This is another aspect of theory and modeling that’s often lost in
the din of communicating results that seem to make sense. The importance of
training sets in validating models on known systems is well-understood,
although even in this case the right kind of statistics isn’t always applied to
get a real sense of the model’s behavior. But one of the simpler problems with
training sets is that they are often incomplete and miss essential features
that are rampant among the real world’s test sets (more pithily, all real cows
as far as we know are non-spherical). This is where Pople’s point about
presenting the strengths and weaknesses of models applies: if you are
unsure how similar the test case is to the training set, let the
experimentalists know about this limitation. Pople’s admonition also speaks to
the more general one about always communicating the degree of confidence in a
model to the experimentalists. Often even a crude assessment of this degree can
help prioritize which experiments should be done and which ones should be best assessed
against cost and implementation.
- One
should recognize the strengths as well as the weaknesses of other people's
models and learn from them.
Here we are talking about plagiarism in the best sense of the
tradition. It is key to be able to compare different methods and borrow from
their strengths. But comparing methods is also important for another, more
elemental reason: without proper comparison you might often be misled into
thinking that your method actually works, and more importantly that it works
because of a chain of causality embedded in the technique. But if a simpler
method works as well as your technique, then perhaps your technique worked not because of but in spite of the causal chain that appears so logical to you. A case
in point is the whole field of molecular dynamics: Ant Nicholls from OpenEye
has made the argument that you can’t really trust MD as a robust and ‘real’
technique if simpler methods are giving you the answer (often faster).

### Extracted information:
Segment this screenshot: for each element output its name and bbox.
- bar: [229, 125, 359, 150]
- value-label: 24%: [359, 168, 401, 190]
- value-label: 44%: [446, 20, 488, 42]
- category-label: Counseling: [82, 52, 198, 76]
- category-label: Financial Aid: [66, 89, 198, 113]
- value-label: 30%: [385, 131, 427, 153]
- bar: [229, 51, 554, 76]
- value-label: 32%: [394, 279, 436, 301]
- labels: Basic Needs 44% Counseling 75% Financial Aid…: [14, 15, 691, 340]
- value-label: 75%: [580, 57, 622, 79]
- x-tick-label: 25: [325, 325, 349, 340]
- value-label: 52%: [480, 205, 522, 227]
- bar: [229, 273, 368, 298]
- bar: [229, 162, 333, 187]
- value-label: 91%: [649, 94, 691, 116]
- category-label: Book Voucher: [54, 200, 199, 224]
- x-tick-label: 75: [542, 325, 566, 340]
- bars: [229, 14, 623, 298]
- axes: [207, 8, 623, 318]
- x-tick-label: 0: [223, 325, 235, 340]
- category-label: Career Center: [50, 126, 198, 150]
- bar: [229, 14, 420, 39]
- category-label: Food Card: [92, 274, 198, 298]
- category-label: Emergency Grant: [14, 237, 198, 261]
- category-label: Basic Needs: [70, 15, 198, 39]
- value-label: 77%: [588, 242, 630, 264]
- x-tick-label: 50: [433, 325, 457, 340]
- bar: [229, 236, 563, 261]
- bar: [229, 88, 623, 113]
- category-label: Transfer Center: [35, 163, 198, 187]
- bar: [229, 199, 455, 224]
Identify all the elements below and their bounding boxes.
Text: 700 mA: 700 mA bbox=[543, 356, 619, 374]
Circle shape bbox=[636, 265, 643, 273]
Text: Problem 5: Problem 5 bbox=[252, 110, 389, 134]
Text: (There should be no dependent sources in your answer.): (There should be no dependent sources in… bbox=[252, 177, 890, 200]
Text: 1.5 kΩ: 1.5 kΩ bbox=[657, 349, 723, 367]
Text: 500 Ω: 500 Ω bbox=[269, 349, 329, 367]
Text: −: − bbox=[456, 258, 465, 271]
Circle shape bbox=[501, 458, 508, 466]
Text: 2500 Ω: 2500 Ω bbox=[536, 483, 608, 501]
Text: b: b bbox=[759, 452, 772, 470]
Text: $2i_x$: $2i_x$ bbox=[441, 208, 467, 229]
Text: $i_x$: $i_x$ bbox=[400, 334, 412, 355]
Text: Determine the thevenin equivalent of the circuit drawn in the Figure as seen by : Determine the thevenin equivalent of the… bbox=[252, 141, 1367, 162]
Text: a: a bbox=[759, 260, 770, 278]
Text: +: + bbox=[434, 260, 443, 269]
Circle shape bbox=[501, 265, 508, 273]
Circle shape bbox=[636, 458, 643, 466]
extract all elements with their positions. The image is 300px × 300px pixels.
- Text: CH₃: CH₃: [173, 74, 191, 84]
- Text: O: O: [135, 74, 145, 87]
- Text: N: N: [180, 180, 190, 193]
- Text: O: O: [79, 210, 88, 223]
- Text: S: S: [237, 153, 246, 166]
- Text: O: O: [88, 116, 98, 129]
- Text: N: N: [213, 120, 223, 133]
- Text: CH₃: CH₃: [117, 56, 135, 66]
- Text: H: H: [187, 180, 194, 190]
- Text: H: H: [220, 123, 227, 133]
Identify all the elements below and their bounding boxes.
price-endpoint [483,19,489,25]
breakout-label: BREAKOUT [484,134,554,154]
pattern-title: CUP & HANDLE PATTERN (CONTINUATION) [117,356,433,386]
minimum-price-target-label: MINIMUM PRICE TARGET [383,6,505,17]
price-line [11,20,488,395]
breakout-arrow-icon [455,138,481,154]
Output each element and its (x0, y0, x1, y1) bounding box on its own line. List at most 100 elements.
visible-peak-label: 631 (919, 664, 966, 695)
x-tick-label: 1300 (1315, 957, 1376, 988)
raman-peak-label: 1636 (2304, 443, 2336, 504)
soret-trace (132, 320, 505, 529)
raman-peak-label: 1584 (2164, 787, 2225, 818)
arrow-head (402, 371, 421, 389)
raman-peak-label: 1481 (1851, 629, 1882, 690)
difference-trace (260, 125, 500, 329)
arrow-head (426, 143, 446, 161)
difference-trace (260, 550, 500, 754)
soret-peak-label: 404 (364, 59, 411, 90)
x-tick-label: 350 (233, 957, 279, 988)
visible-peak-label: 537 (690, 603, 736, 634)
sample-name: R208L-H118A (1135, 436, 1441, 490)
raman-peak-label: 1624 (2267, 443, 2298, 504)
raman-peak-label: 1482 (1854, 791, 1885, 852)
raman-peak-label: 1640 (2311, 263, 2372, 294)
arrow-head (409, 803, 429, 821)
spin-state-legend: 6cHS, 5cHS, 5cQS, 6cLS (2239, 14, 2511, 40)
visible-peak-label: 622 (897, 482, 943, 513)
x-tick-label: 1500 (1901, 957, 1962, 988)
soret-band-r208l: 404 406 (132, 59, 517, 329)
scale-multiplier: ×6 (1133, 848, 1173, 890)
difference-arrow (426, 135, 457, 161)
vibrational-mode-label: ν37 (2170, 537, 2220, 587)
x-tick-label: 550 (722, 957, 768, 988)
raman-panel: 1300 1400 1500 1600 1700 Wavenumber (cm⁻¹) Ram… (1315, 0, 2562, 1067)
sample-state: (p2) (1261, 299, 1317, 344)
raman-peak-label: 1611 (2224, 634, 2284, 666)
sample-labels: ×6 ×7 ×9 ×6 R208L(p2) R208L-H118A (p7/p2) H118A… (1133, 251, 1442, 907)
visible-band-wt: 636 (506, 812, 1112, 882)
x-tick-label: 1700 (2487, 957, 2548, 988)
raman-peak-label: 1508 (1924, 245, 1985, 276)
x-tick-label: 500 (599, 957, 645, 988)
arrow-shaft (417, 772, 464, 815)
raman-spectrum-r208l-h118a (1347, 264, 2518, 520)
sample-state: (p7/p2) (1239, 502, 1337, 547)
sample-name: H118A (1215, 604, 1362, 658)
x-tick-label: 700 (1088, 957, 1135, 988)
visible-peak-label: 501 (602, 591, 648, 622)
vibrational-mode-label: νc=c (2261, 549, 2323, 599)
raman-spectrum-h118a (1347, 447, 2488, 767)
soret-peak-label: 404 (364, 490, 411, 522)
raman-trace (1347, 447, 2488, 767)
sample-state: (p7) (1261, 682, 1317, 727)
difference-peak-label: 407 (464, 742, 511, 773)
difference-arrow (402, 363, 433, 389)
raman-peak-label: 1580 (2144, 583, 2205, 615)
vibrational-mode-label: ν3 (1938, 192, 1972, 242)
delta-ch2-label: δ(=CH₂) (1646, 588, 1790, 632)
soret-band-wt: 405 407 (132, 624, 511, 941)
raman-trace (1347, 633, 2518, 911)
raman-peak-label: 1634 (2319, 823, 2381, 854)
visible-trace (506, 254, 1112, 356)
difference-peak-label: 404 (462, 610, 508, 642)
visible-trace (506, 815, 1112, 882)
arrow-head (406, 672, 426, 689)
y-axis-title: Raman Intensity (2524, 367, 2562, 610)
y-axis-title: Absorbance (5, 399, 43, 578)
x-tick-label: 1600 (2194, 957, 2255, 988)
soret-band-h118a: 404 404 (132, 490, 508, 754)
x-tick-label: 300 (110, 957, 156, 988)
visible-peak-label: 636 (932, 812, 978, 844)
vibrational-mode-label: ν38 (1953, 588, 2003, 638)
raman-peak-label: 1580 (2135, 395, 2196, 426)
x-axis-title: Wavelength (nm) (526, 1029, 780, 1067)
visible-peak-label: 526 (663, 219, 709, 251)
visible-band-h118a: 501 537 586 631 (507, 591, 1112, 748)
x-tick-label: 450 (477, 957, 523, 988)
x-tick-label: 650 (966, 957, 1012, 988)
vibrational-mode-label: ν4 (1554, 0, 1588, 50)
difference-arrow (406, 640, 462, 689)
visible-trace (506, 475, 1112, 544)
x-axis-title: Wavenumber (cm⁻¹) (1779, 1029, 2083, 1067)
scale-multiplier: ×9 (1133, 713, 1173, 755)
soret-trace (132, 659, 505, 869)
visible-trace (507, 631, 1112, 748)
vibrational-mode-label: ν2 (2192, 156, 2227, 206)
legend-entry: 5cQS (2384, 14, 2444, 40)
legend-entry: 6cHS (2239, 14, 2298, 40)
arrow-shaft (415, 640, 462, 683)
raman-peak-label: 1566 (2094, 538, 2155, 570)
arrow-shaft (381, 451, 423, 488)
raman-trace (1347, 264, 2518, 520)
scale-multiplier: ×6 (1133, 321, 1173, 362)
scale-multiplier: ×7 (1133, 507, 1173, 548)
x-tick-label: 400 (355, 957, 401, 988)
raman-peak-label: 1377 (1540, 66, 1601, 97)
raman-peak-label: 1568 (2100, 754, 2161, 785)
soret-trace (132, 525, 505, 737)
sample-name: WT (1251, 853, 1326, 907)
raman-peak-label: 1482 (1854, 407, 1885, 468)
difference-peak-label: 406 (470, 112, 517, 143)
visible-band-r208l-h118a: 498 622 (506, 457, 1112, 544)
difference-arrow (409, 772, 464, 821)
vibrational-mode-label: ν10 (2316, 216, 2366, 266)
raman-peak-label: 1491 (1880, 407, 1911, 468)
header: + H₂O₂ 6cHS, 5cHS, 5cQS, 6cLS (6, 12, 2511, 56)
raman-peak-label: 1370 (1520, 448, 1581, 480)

### Given problem:
In the passage on theory and modeling, who argued that molecular dynamics can't really be trusted as a robust technique if simpler methods give the answer? You won't need the listing for this.

### Full response:
Ant Nicholls from OpenEye.